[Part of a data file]
>> BEGIN
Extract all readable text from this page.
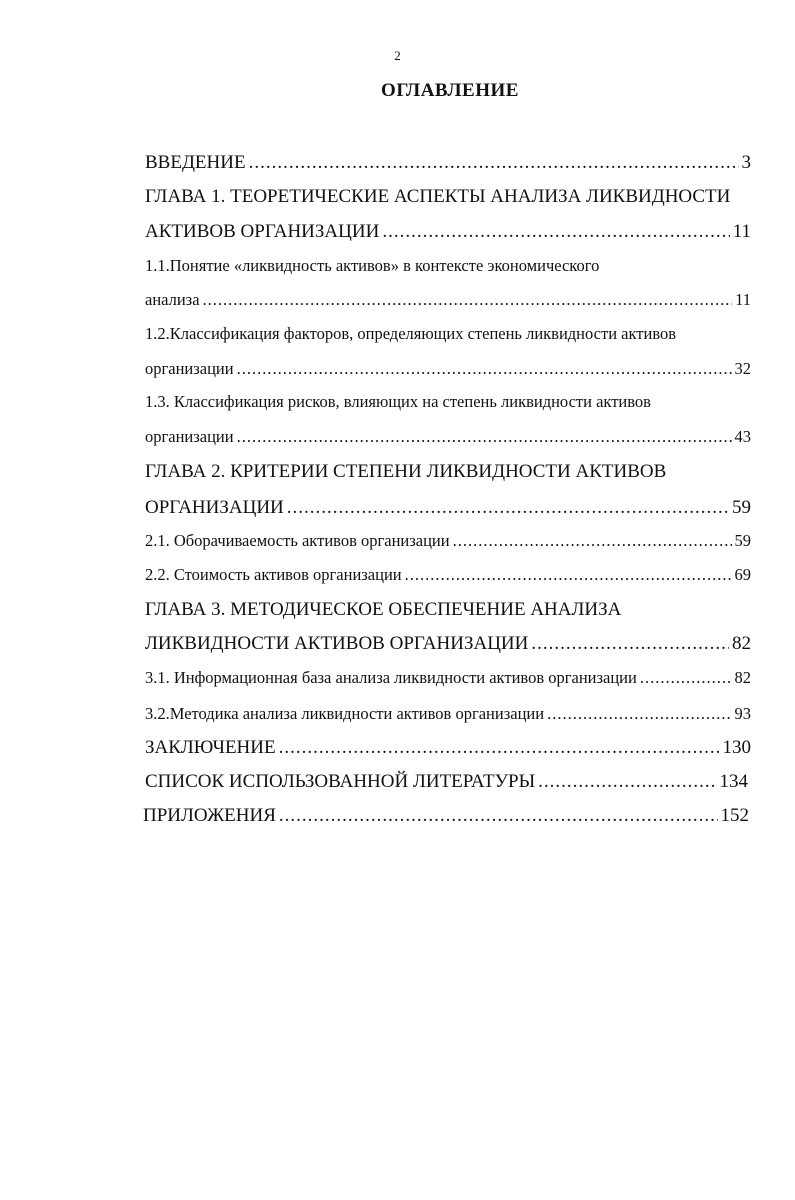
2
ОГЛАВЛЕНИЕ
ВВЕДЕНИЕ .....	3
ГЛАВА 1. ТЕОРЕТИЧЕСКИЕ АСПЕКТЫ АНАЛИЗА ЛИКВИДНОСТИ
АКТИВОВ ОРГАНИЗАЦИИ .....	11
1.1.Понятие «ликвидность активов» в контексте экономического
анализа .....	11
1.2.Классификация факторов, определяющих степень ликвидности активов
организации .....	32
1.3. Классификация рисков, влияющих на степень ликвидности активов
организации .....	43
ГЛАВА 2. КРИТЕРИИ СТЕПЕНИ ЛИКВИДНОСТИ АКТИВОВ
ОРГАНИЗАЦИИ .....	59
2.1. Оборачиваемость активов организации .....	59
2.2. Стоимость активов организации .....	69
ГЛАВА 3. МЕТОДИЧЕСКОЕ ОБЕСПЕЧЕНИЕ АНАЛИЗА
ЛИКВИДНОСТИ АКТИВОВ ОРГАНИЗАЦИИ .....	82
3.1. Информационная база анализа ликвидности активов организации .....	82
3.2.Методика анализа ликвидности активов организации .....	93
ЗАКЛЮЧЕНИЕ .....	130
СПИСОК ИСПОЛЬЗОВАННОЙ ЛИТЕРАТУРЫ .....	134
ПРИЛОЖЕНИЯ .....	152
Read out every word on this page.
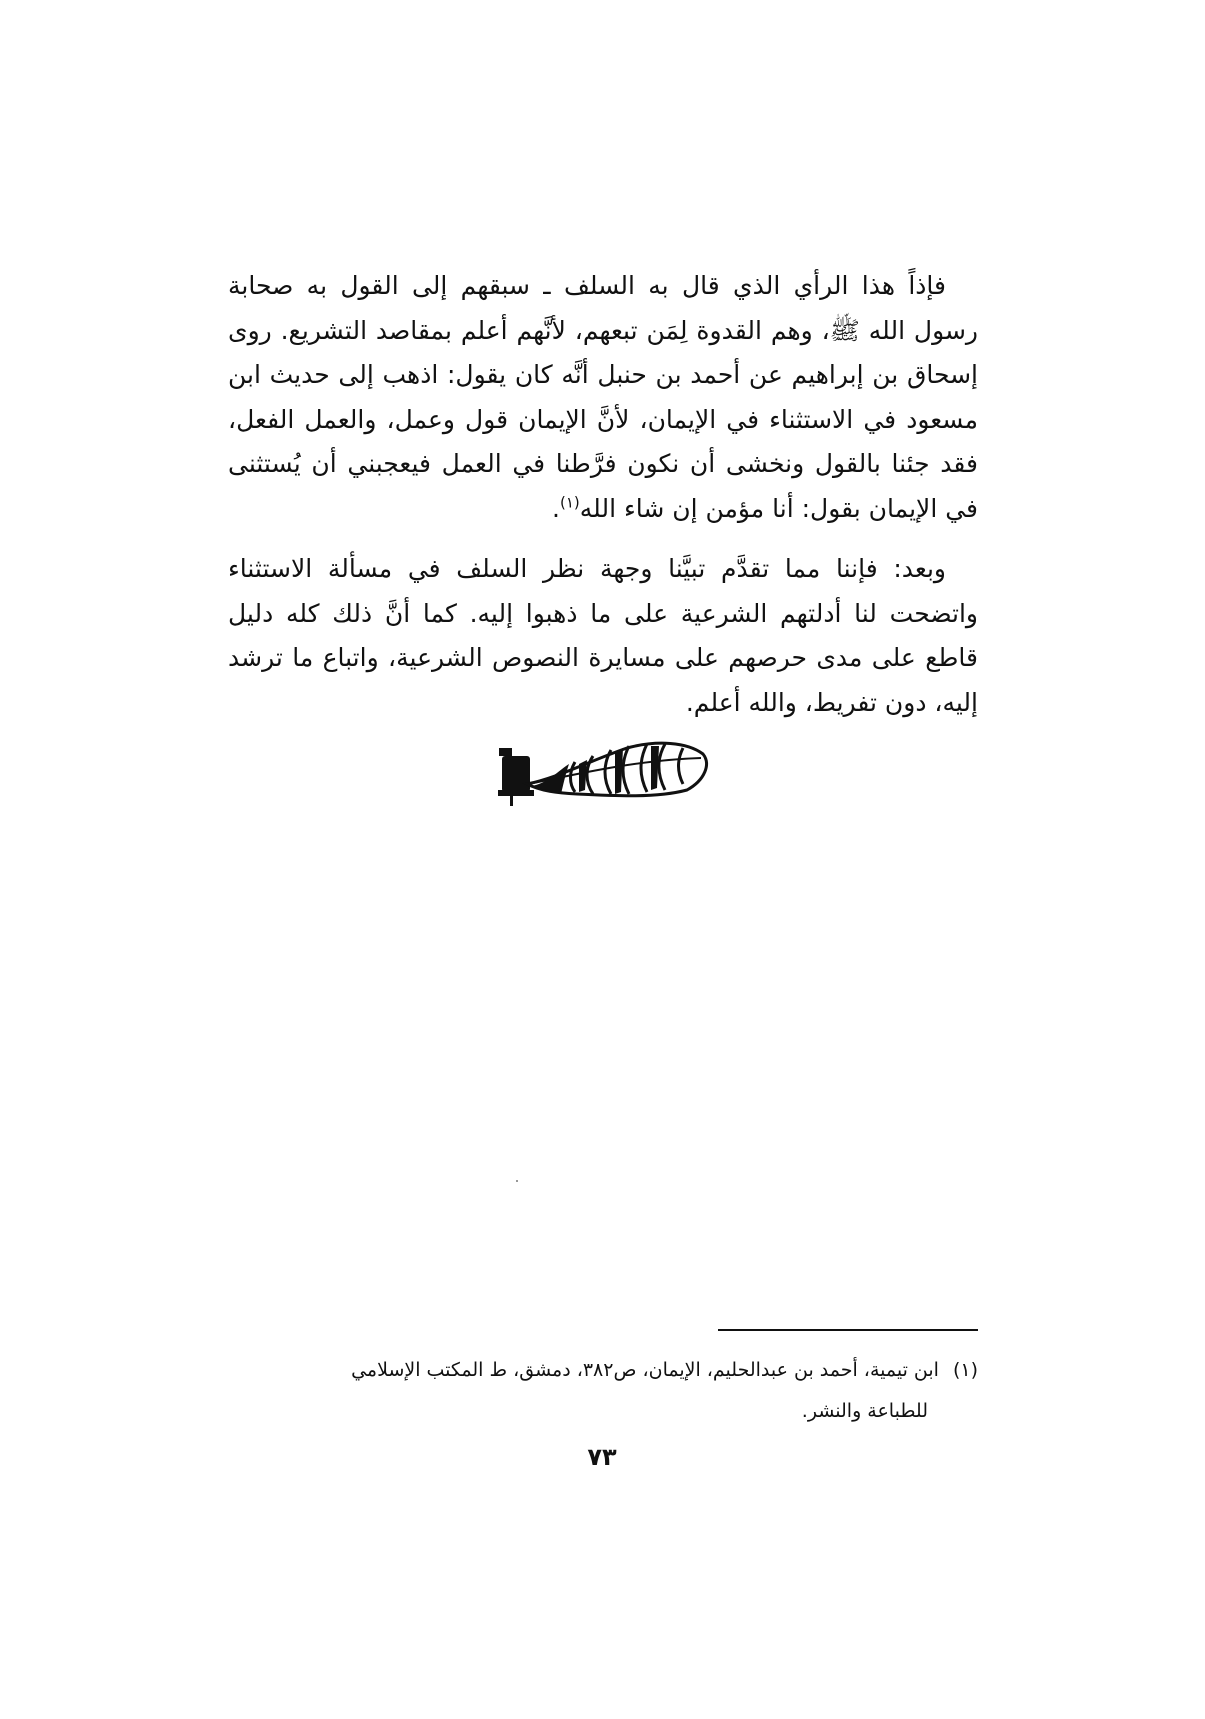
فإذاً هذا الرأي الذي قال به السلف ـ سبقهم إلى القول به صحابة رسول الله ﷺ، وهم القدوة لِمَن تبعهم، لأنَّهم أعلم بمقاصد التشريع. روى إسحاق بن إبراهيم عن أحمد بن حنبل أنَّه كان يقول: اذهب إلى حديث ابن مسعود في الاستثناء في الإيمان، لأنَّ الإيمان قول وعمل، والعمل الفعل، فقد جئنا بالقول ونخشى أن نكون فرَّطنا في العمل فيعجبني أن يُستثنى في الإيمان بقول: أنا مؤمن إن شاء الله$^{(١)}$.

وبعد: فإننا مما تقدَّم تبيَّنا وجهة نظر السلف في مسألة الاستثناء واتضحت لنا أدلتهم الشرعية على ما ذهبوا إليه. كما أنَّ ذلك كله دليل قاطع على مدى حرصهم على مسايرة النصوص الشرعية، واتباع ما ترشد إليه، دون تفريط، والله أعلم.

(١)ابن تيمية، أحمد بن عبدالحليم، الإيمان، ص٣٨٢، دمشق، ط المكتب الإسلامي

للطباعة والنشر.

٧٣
>> END
Pick out each line containing the string "page" and copy it.

Extract all readable text from this page.
Read out every word on this page.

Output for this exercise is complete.